■ **EXERCISE INSTRUCTIONS**:
Could you extract every entry below and reproduce it exactly?

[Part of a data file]
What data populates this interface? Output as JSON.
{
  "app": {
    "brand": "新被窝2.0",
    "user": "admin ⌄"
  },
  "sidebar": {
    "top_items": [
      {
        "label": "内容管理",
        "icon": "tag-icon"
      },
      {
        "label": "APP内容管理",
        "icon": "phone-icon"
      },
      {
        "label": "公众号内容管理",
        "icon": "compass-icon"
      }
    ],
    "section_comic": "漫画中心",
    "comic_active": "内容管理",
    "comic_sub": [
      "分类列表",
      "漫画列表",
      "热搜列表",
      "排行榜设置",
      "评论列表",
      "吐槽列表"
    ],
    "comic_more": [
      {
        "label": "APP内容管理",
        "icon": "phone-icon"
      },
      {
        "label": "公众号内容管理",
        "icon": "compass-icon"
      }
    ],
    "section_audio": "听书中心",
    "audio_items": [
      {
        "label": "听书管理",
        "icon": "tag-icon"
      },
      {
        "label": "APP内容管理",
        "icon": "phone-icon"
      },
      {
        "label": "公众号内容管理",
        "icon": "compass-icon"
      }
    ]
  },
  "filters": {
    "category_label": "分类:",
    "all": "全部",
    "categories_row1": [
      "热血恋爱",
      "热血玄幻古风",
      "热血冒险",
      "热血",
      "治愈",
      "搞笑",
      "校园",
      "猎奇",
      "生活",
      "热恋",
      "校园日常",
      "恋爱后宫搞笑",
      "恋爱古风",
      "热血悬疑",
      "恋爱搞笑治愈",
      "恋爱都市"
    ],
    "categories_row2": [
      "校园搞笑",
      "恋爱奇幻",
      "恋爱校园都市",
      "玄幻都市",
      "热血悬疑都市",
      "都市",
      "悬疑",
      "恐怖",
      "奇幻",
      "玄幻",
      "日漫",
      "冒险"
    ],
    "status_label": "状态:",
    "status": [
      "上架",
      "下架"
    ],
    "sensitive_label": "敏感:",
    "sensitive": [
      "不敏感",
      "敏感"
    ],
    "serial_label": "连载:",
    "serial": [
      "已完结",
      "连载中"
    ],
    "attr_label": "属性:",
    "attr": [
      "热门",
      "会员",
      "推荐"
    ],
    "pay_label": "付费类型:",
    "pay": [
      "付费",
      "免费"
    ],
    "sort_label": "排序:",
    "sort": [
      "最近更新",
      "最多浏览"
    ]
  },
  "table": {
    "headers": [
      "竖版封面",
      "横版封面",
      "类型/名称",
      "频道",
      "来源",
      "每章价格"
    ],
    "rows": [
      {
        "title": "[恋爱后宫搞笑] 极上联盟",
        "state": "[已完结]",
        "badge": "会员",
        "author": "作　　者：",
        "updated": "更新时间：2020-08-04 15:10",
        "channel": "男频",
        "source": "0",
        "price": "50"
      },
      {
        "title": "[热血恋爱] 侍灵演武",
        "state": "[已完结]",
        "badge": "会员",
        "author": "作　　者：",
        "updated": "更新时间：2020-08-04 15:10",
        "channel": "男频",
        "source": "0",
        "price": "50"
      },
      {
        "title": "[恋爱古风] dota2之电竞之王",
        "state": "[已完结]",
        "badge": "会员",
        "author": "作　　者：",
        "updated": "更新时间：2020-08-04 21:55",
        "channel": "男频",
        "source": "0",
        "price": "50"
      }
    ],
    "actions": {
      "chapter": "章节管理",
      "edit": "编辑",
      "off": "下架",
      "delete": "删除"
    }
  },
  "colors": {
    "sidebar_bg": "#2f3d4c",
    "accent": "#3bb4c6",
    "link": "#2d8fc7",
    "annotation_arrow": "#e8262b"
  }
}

■ **EXERCISE RESPONSE**:
What data populates this interface? Output as JSON.
{
  "app": {
    "brand": "新被窝2.0",
    "user": "admin ⌄"
  },
  "sidebar": {
    "top_items": [
      {
        "label": "内容管理",
        "icon": "tag-icon"
      },
      {
        "label": "APP内容管理",
        "icon": "phone-icon"
      },
      {
        "label": "公众号内容管理",
        "icon": "compass-icon"
      }
    ],
    "section_comic": "漫画中心",
    "comic_active": "内容管理",
    "comic_sub": [
      "分类列表",
      "漫画列表",
      "热搜列表",
      "排行榜设置",
      "评论列表",
      "吐槽列表"
    ],
    "comic_more": [
      {
        "label": "APP内容管理",
        "icon": "phone-icon"
      },
      {
        "label": "公众号内容管理",
        "icon": "compass-icon"
      }
    ],
    "section_audio": "听书中心",
    "audio_items": [
      {
        "label": "听书管理",
        "icon": "tag-icon"
      },
      {
        "label": "APP内容管理",
        "icon": "phone-icon"
      },
      {
        "label": "公众号内容管理",
        "icon": "compass-icon"
      }
    ]
  },
  "filters": {
    "category_label": "分类:",
    "all": "全部",
    "categories_row1": [
      "热血恋爱",
      "热血玄幻古风",
      "热血冒险",
      "热血",
      "治愈",
      "搞笑",
      "校园",
      "猎奇",
      "生活",
      "热恋",
      "校园日常",
      "恋爱后宫搞笑",
      "恋爱古风",
      "热血悬疑",
      "恋爱搞笑治愈",
      "恋爱都市"
    ],
    "categories_row2": [
      "校园搞笑",
      "恋爱奇幻",
      "恋爱校园都市",
      "玄幻都市",
      "热血悬疑都市",
      "都市",
      "悬疑",
      "恐怖",
      "奇幻",
      "玄幻",
      "日漫",
      "冒险"
    ],
    "status_label": "状态:",
    "status": [
      "上架",
      "下架"
    ],
    "sensitive_label": "敏感:",
    "sensitive": [
      "不敏感",
      "敏感"
    ],
    "serial_label": "连载:",
    "serial": [
      "已完结",
      "连载中"
    ],
    "attr_label": "属性:",
    "attr": [
      "热门",
      "会员",
      "推荐"
    ],
    "pay_label": "付费类型:",
    "pay": [
      "付费",
      "免费"
    ],
    "sort_label": "排序:",
    "sort": [
      "最近更新",
      "最多浏览"
    ]
  },
  "table": {
    "headers": [
      "竖版封面",
      "横版封面",
      "类型/名称",
      "频道",
      "来源",
      "每章价格"
    ],
    "rows": [
      {
        "title": "[恋爱后宫搞笑] 极上联盟",
        "state": "[已完结]",
        "badge": "会员",
        "author": "作　　者：",
        "updated": "更新时间：2020-08-04 15:10",
        "channel": "男频",
        "source": "0",
        "price": "50"
      },
      {
        "title": "[热血恋爱] 侍灵演武",
        "state": "[已完结]",
        "badge": "会员",
        "author": "作　　者：",
        "updated": "更新时间：2020-08-04 15:10",
        "channel": "男频",
        "source": "0",
        "price": "50"
      },
      {
        "title": "[恋爱古风] dota2之电竞之王",
        "state": "[已完结]",
        "badge": "会员",
        "author": "作　　者：",
        "updated": "更新时间：2020-08-04 21:55",
        "channel": "男频",
        "source": "0",
        "price": "50"
      }
    ],
    "actions": {
      "chapter": "章节管理",
      "edit": "编辑",
      "off": "下架",
      "delete": "删除"
    }
  },
  "colors": {
    "sidebar_bg": "#2f3d4c",
    "accent": "#3bb4c6",
    "link": "#2d8fc7",
    "annotation_arrow": "#e8262b"
  }
}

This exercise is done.